▶ _TASK STATEMENT_: Go through the data and copy every line exactly, but not the images.

▶ _GIVEN RECORDS_:
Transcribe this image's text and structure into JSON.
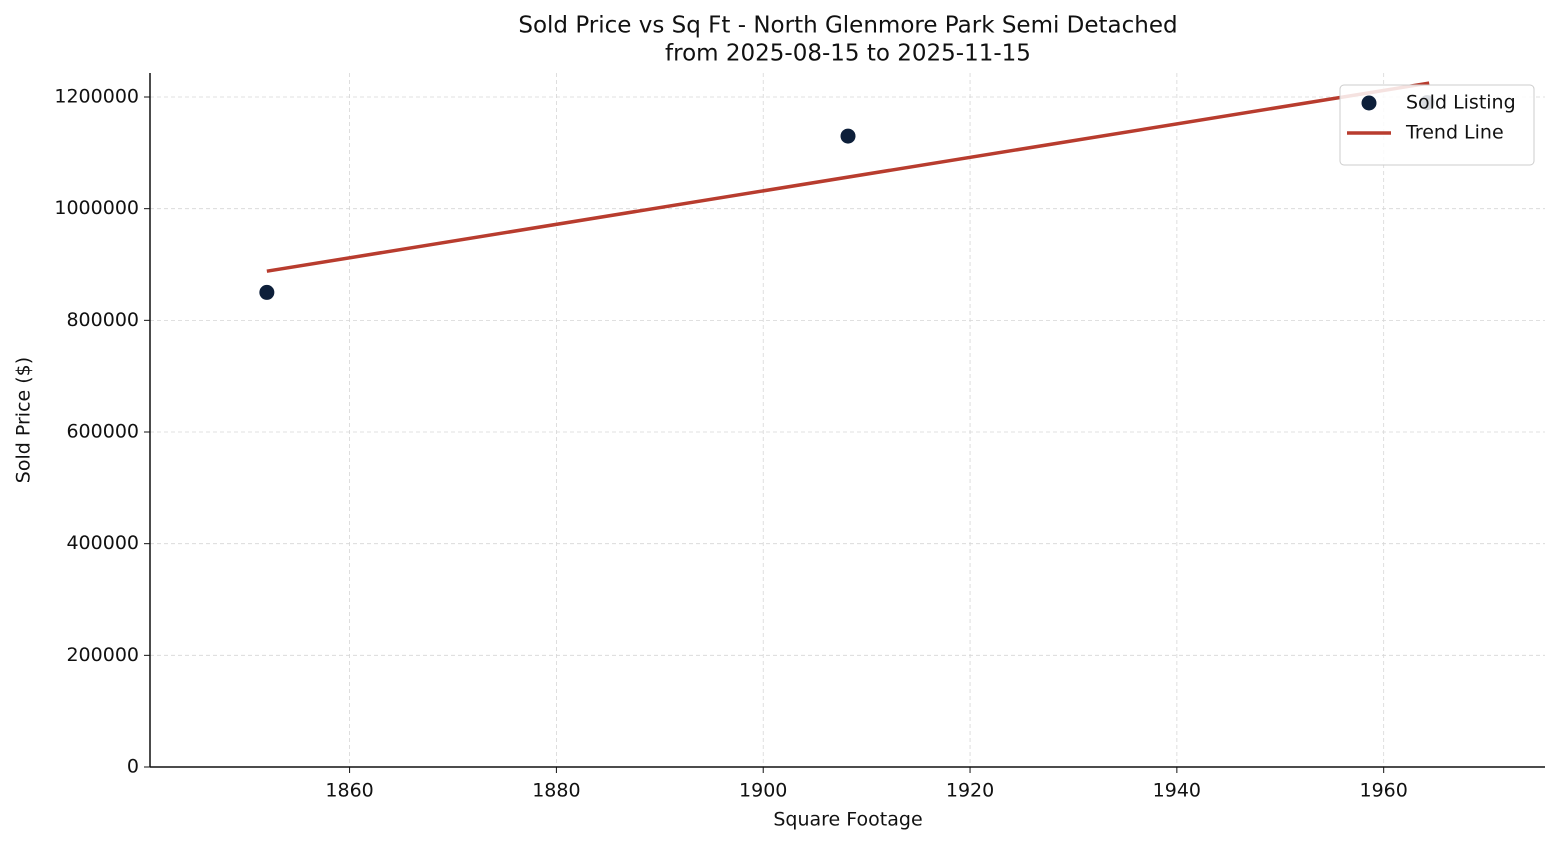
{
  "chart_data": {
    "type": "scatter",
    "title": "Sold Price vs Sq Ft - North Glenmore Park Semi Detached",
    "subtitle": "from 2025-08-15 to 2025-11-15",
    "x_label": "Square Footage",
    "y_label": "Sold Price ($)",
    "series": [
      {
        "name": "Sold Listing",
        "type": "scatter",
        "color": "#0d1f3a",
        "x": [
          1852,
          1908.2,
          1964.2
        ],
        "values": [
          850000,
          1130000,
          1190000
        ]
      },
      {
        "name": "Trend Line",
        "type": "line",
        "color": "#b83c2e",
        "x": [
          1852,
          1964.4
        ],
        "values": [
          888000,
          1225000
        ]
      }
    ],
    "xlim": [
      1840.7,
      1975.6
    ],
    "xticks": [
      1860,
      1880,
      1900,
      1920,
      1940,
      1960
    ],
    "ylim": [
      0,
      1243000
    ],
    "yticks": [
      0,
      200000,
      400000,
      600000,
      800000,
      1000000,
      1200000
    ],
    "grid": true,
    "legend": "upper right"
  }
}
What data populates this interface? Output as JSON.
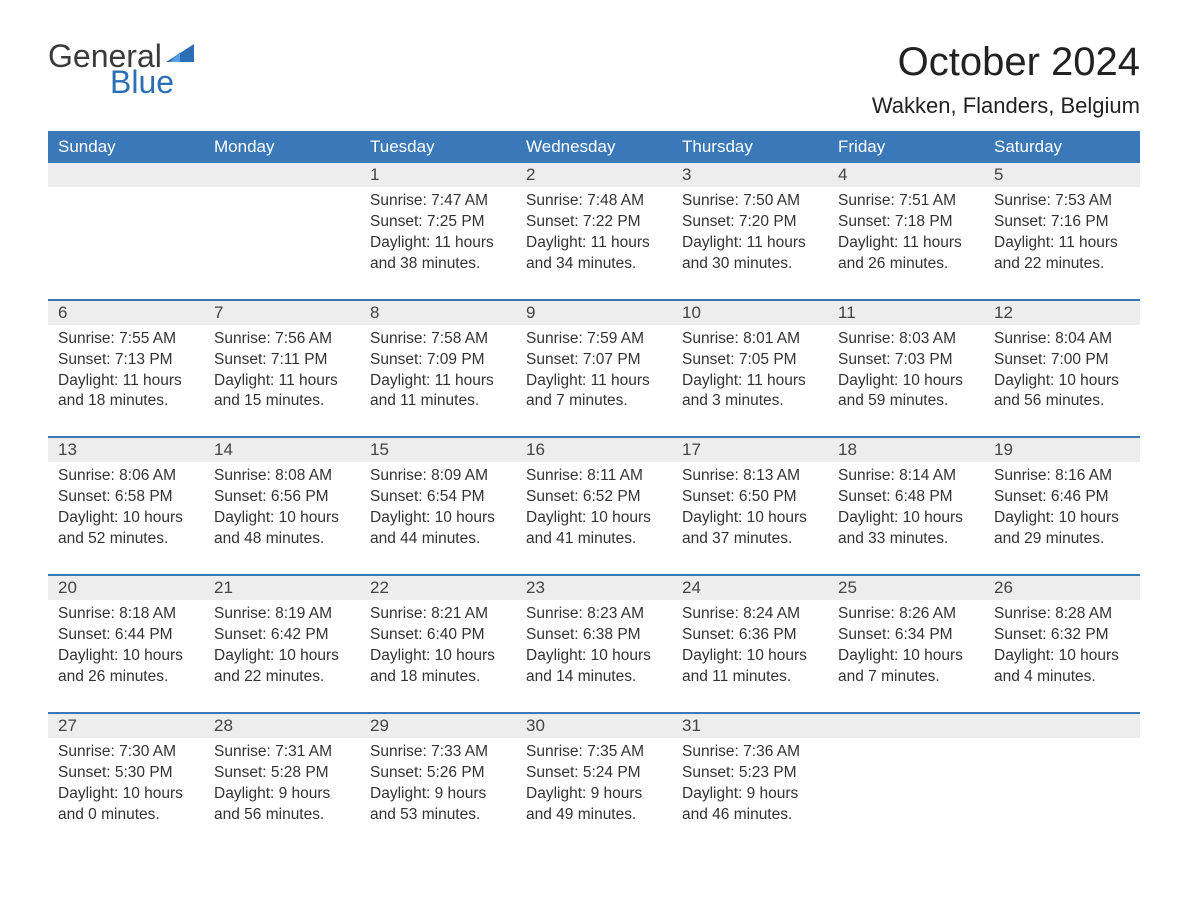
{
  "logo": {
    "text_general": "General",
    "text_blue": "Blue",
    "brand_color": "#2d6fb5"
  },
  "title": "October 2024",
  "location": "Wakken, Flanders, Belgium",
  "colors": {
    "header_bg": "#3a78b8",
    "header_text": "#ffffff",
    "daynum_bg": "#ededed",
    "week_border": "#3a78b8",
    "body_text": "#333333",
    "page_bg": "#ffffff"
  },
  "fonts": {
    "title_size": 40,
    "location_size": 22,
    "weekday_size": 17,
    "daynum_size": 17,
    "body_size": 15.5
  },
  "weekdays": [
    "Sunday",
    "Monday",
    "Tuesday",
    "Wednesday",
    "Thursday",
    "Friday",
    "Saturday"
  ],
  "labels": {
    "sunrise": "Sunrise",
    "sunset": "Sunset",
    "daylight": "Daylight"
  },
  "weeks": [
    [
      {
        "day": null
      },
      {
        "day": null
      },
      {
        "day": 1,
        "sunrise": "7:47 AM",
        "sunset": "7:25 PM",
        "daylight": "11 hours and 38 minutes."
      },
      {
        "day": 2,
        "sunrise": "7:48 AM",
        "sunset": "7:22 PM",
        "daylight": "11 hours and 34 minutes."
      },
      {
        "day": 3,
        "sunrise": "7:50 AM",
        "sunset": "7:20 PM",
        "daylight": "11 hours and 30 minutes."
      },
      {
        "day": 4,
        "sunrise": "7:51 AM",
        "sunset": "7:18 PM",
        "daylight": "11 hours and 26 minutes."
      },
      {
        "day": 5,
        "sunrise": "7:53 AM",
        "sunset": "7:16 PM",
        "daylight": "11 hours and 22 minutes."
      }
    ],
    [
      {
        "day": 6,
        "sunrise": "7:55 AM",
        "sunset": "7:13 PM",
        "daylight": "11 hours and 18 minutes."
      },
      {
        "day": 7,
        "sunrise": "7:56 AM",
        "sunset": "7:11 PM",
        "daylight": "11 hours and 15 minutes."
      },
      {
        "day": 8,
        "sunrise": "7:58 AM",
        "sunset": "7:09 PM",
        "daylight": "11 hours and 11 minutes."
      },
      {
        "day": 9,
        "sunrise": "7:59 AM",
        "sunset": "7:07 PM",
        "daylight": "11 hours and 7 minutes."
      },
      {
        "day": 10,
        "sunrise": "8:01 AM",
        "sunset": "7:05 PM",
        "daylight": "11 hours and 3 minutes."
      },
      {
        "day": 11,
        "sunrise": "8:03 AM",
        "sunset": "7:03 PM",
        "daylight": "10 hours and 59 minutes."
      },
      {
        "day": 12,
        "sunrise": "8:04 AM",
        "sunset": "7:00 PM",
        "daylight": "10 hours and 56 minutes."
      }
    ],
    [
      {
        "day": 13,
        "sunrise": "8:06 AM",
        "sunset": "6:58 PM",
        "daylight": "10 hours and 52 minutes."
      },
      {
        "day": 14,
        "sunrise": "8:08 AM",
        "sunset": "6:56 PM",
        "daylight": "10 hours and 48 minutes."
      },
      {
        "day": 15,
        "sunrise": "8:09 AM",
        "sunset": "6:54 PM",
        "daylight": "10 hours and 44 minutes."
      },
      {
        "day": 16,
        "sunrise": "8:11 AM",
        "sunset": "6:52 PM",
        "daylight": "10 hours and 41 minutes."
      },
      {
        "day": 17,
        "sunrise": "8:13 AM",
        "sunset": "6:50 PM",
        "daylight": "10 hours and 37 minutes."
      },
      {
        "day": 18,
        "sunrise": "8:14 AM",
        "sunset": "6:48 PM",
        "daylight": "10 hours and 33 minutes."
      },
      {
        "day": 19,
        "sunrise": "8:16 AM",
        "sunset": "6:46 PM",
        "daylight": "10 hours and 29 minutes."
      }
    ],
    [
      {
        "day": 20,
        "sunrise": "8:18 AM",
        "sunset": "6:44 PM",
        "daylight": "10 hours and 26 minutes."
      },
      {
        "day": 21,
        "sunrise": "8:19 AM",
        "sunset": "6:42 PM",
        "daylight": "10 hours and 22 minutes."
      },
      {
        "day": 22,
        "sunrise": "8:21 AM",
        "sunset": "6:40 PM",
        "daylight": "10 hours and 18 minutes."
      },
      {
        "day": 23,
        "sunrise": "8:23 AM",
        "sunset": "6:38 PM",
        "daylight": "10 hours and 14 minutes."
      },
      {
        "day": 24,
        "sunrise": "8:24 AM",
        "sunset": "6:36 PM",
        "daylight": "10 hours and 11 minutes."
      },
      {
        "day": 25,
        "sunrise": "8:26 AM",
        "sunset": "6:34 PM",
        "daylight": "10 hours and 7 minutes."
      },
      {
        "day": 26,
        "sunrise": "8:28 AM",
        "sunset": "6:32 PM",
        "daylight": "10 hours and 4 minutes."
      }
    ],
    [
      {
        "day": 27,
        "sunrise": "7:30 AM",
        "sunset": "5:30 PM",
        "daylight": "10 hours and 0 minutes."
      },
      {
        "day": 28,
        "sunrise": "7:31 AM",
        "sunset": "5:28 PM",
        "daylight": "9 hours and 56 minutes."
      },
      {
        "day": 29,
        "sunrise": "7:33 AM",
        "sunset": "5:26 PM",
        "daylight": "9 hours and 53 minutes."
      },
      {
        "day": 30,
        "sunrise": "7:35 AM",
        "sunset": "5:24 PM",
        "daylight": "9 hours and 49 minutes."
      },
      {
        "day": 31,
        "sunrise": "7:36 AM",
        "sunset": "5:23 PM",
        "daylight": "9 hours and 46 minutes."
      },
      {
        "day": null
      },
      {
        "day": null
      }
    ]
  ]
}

▶ _OUTPUT OF THE EXERCISE_:
Transcribe this image's text and structure into JSON.
{
  "chart_data": {
    "type": "scatter",
    "title": "Sold Price vs Sq Ft - North Glenmore Park Semi Detached",
    "subtitle": "from 2025-08-15 to 2025-11-15",
    "x_label": "Square Footage",
    "y_label": "Sold Price ($)",
    "series": [
      {
        "name": "Sold Listing",
        "type": "scatter",
        "color": "#0d1f3a",
        "x": [
          1852,
          1908.2,
          1964.2
        ],
        "values": [
          850000,
          1130000,
          1190000
        ]
      },
      {
        "name": "Trend Line",
        "type": "line",
        "color": "#b83c2e",
        "x": [
          1852,
          1964.4
        ],
        "values": [
          888000,
          1225000
        ]
      }
    ],
    "xlim": [
      1840.7,
      1975.6
    ],
    "xticks": [
      1860,
      1880,
      1900,
      1920,
      1940,
      1960
    ],
    "ylim": [
      0,
      1243000
    ],
    "yticks": [
      0,
      200000,
      400000,
      600000,
      800000,
      1000000,
      1200000
    ],
    "grid": true,
    "legend": "upper right"
  }
}
What data populates this interface? Output as JSON.
{
  "logo": {
    "text_general": "General",
    "text_blue": "Blue",
    "brand_color": "#2d6fb5"
  },
  "title": "October 2024",
  "location": "Wakken, Flanders, Belgium",
  "colors": {
    "header_bg": "#3a78b8",
    "header_text": "#ffffff",
    "daynum_bg": "#ededed",
    "week_border": "#3a78b8",
    "body_text": "#333333",
    "page_bg": "#ffffff"
  },
  "fonts": {
    "title_size": 40,
    "location_size": 22,
    "weekday_size": 17,
    "daynum_size": 17,
    "body_size": 15.5
  },
  "weekdays": [
    "Sunday",
    "Monday",
    "Tuesday",
    "Wednesday",
    "Thursday",
    "Friday",
    "Saturday"
  ],
  "labels": {
    "sunrise": "Sunrise",
    "sunset": "Sunset",
    "daylight": "Daylight"
  },
  "weeks": [
    [
      {
        "day": null
      },
      {
        "day": null
      },
      {
        "day": 1,
        "sunrise": "7:47 AM",
        "sunset": "7:25 PM",
        "daylight": "11 hours and 38 minutes."
      },
      {
        "day": 2,
        "sunrise": "7:48 AM",
        "sunset": "7:22 PM",
        "daylight": "11 hours and 34 minutes."
      },
      {
        "day": 3,
        "sunrise": "7:50 AM",
        "sunset": "7:20 PM",
        "daylight": "11 hours and 30 minutes."
      },
      {
        "day": 4,
        "sunrise": "7:51 AM",
        "sunset": "7:18 PM",
        "daylight": "11 hours and 26 minutes."
      },
      {
        "day": 5,
        "sunrise": "7:53 AM",
        "sunset": "7:16 PM",
        "daylight": "11 hours and 22 minutes."
      }
    ],
    [
      {
        "day": 6,
        "sunrise": "7:55 AM",
        "sunset": "7:13 PM",
        "daylight": "11 hours and 18 minutes."
      },
      {
        "day": 7,
        "sunrise": "7:56 AM",
        "sunset": "7:11 PM",
        "daylight": "11 hours and 15 minutes."
      },
      {
        "day": 8,
        "sunrise": "7:58 AM",
        "sunset": "7:09 PM",
        "daylight": "11 hours and 11 minutes."
      },
      {
        "day": 9,
        "sunrise": "7:59 AM",
        "sunset": "7:07 PM",
        "daylight": "11 hours and 7 minutes."
      },
      {
        "day": 10,
        "sunrise": "8:01 AM",
        "sunset": "7:05 PM",
        "daylight": "11 hours and 3 minutes."
      },
      {
        "day": 11,
        "sunrise": "8:03 AM",
        "sunset": "7:03 PM",
        "daylight": "10 hours and 59 minutes."
      },
      {
        "day": 12,
        "sunrise": "8:04 AM",
        "sunset": "7:00 PM",
        "daylight": "10 hours and 56 minutes."
      }
    ],
    [
      {
        "day": 13,
        "sunrise": "8:06 AM",
        "sunset": "6:58 PM",
        "daylight": "10 hours and 52 minutes."
      },
      {
        "day": 14,
        "sunrise": "8:08 AM",
        "sunset": "6:56 PM",
        "daylight": "10 hours and 48 minutes."
      },
      {
        "day": 15,
        "sunrise": "8:09 AM",
        "sunset": "6:54 PM",
        "daylight": "10 hours and 44 minutes."
      },
      {
        "day": 16,
        "sunrise": "8:11 AM",
        "sunset": "6:52 PM",
        "daylight": "10 hours and 41 minutes."
      },
      {
        "day": 17,
        "sunrise": "8:13 AM",
        "sunset": "6:50 PM",
        "daylight": "10 hours and 37 minutes."
      },
      {
        "day": 18,
        "sunrise": "8:14 AM",
        "sunset": "6:48 PM",
        "daylight": "10 hours and 33 minutes."
      },
      {
        "day": 19,
        "sunrise": "8:16 AM",
        "sunset": "6:46 PM",
        "daylight": "10 hours and 29 minutes."
      }
    ],
    [
      {
        "day": 20,
        "sunrise": "8:18 AM",
        "sunset": "6:44 PM",
        "daylight": "10 hours and 26 minutes."
      },
      {
        "day": 21,
        "sunrise": "8:19 AM",
        "sunset": "6:42 PM",
        "daylight": "10 hours and 22 minutes."
      },
      {
        "day": 22,
        "sunrise": "8:21 AM",
        "sunset": "6:40 PM",
        "daylight": "10 hours and 18 minutes."
      },
      {
        "day": 23,
        "sunrise": "8:23 AM",
        "sunset": "6:38 PM",
        "daylight": "10 hours and 14 minutes."
      },
      {
        "day": 24,
        "sunrise": "8:24 AM",
        "sunset": "6:36 PM",
        "daylight": "10 hours and 11 minutes."
      },
      {
        "day": 25,
        "sunrise": "8:26 AM",
        "sunset": "6:34 PM",
        "daylight": "10 hours and 7 minutes."
      },
      {
        "day": 26,
        "sunrise": "8:28 AM",
        "sunset": "6:32 PM",
        "daylight": "10 hours and 4 minutes."
      }
    ],
    [
      {
        "day": 27,
        "sunrise": "7:30 AM",
        "sunset": "5:30 PM",
        "daylight": "10 hours and 0 minutes."
      },
      {
        "day": 28,
        "sunrise": "7:31 AM",
        "sunset": "5:28 PM",
        "daylight": "9 hours and 56 minutes."
      },
      {
        "day": 29,
        "sunrise": "7:33 AM",
        "sunset": "5:26 PM",
        "daylight": "9 hours and 53 minutes."
      },
      {
        "day": 30,
        "sunrise": "7:35 AM",
        "sunset": "5:24 PM",
        "daylight": "9 hours and 49 minutes."
      },
      {
        "day": 31,
        "sunrise": "7:36 AM",
        "sunset": "5:23 PM",
        "daylight": "9 hours and 46 minutes."
      },
      {
        "day": null
      },
      {
        "day": null
      }
    ]
  ]
}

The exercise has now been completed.